▶ PROBLEM STATEMENT: Of all the lines in the material below, how many include the string "Brand"? Give the number only.

(Stored data)
◆ ◆ ◆ ◆ ◆

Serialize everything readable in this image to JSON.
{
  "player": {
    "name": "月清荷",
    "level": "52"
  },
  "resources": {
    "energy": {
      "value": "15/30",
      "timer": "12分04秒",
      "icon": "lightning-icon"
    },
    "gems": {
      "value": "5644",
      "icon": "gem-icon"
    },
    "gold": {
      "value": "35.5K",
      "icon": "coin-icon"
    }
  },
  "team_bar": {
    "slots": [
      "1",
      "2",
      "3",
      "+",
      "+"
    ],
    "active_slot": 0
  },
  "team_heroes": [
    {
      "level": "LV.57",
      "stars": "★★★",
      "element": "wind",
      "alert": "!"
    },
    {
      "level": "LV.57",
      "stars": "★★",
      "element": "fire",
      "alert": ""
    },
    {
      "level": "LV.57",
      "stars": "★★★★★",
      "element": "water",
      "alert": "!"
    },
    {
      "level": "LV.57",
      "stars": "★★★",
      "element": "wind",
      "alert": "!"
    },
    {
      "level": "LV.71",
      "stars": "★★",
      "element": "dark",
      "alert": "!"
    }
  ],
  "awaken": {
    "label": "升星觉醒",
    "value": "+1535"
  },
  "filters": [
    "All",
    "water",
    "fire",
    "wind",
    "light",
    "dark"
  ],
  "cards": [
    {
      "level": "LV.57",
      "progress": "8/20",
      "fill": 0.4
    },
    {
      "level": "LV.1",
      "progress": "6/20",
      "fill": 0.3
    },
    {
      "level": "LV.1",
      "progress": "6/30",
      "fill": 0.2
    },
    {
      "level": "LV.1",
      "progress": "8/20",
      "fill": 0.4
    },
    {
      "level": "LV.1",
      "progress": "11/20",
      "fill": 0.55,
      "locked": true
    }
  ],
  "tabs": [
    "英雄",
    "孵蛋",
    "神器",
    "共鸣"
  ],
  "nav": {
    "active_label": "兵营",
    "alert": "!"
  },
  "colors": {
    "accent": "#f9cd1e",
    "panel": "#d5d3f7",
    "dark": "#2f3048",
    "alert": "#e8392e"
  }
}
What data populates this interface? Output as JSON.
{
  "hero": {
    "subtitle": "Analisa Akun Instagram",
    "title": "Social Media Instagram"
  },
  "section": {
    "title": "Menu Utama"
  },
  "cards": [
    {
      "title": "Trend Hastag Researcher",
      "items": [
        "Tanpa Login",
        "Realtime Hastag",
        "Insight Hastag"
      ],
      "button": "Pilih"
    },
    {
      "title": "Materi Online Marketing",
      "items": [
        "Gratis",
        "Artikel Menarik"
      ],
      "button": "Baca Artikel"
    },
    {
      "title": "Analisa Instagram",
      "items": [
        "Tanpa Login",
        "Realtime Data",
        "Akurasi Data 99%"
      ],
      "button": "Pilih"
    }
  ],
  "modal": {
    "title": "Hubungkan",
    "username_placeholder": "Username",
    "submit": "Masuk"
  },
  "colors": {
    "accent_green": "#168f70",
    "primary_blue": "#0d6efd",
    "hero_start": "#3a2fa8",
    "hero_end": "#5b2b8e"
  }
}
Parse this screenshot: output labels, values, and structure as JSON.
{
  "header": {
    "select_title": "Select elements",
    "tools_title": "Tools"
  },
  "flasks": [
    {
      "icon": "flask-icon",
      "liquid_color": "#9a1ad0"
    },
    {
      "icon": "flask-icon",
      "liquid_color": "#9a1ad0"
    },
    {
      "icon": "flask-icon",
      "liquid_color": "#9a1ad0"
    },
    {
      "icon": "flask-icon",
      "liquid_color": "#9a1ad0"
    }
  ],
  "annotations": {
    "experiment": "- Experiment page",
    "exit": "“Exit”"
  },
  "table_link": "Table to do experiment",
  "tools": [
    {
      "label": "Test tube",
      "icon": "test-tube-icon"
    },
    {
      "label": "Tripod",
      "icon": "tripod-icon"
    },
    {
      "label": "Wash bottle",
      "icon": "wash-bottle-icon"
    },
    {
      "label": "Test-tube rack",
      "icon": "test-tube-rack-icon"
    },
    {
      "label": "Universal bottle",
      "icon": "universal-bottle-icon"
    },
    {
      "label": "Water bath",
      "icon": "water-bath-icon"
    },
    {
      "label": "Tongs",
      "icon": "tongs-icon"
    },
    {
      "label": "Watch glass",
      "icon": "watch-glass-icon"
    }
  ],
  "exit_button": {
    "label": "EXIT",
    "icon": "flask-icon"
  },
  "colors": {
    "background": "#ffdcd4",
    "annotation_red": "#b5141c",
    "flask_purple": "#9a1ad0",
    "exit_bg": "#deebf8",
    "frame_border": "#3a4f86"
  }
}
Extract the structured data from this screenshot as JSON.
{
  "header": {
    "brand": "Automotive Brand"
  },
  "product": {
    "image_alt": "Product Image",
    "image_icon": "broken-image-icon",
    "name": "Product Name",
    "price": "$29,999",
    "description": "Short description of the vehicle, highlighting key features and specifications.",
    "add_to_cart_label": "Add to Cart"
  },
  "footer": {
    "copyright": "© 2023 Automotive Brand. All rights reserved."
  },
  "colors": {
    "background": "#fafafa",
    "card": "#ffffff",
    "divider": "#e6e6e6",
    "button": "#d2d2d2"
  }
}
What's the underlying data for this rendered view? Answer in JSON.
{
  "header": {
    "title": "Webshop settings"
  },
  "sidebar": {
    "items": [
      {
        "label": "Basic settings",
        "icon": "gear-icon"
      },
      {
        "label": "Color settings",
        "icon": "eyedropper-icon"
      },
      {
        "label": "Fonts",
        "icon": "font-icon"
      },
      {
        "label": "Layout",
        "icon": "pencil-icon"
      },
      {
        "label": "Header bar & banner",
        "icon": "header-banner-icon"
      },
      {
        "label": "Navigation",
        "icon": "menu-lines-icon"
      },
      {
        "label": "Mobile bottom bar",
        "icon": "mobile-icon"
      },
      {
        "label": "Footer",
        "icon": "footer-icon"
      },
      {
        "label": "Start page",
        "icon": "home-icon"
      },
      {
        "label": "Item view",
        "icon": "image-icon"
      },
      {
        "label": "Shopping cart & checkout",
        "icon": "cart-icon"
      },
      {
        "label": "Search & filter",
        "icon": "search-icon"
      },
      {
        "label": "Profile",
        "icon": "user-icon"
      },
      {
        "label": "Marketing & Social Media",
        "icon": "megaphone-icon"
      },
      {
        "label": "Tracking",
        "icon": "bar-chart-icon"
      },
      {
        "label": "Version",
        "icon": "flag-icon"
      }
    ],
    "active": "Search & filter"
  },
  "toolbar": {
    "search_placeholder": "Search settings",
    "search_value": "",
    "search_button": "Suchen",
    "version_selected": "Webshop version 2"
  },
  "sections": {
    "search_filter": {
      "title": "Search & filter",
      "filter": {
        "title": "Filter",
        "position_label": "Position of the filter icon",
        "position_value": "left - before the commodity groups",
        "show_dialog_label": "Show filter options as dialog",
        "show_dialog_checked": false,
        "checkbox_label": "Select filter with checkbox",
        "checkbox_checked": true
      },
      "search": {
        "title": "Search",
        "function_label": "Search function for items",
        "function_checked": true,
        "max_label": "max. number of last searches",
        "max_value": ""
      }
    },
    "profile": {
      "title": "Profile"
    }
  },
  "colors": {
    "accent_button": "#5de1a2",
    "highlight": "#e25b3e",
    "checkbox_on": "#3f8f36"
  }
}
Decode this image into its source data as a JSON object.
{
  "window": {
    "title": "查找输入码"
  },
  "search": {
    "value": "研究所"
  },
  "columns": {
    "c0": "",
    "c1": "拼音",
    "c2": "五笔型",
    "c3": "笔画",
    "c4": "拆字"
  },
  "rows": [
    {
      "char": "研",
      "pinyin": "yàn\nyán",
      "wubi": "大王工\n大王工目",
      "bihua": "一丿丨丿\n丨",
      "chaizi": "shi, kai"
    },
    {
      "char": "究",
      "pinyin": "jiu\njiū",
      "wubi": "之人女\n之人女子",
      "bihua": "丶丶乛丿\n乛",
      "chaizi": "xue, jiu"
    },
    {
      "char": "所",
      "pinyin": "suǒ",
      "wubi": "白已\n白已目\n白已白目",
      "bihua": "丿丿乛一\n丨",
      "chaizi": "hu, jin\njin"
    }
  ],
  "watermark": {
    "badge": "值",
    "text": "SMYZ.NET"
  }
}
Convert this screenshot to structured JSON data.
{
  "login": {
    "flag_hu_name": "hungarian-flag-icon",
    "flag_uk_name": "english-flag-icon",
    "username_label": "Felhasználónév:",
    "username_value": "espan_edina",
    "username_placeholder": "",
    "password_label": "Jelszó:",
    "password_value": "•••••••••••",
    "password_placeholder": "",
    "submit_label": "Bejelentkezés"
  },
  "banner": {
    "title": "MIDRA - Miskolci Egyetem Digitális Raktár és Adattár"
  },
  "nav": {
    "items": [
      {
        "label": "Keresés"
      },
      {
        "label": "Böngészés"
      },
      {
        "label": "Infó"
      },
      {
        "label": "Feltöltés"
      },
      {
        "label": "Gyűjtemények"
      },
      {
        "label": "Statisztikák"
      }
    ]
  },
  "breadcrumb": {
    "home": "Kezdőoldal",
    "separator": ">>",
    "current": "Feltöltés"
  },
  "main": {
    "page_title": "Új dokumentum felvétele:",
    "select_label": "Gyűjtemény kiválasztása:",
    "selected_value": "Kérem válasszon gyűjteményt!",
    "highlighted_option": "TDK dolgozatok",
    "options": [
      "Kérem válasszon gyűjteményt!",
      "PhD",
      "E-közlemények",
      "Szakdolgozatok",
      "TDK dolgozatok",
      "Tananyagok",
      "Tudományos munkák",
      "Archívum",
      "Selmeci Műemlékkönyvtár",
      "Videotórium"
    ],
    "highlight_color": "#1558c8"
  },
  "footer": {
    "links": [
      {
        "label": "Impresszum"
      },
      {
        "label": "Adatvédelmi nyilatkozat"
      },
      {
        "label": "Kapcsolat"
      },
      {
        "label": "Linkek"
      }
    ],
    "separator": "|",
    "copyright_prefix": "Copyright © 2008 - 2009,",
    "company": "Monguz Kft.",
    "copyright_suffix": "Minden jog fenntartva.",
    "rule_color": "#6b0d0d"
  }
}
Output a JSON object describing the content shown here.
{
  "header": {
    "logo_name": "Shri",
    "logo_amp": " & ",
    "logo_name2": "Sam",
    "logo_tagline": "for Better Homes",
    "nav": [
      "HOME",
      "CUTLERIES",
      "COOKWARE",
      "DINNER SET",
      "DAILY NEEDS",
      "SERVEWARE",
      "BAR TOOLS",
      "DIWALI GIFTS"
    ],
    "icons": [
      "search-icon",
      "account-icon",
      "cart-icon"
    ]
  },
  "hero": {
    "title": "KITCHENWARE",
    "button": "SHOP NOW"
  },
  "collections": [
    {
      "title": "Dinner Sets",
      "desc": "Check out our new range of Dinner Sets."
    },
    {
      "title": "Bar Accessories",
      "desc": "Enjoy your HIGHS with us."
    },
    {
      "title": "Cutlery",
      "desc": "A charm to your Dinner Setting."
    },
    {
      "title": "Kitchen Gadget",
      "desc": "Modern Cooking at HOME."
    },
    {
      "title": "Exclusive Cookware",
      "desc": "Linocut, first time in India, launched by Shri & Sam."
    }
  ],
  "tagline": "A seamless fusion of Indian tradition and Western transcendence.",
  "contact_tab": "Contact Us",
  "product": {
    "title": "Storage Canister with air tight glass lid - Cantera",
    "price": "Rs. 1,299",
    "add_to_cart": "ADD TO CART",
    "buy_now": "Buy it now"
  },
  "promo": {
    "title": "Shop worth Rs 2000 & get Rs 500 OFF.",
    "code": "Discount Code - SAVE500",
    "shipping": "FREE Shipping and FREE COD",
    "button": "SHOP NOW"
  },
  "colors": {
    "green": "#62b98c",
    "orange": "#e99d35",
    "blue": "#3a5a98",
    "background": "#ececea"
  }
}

◆ ◆ ◆ ◆ ◆

▶ FINAL RESULT: 2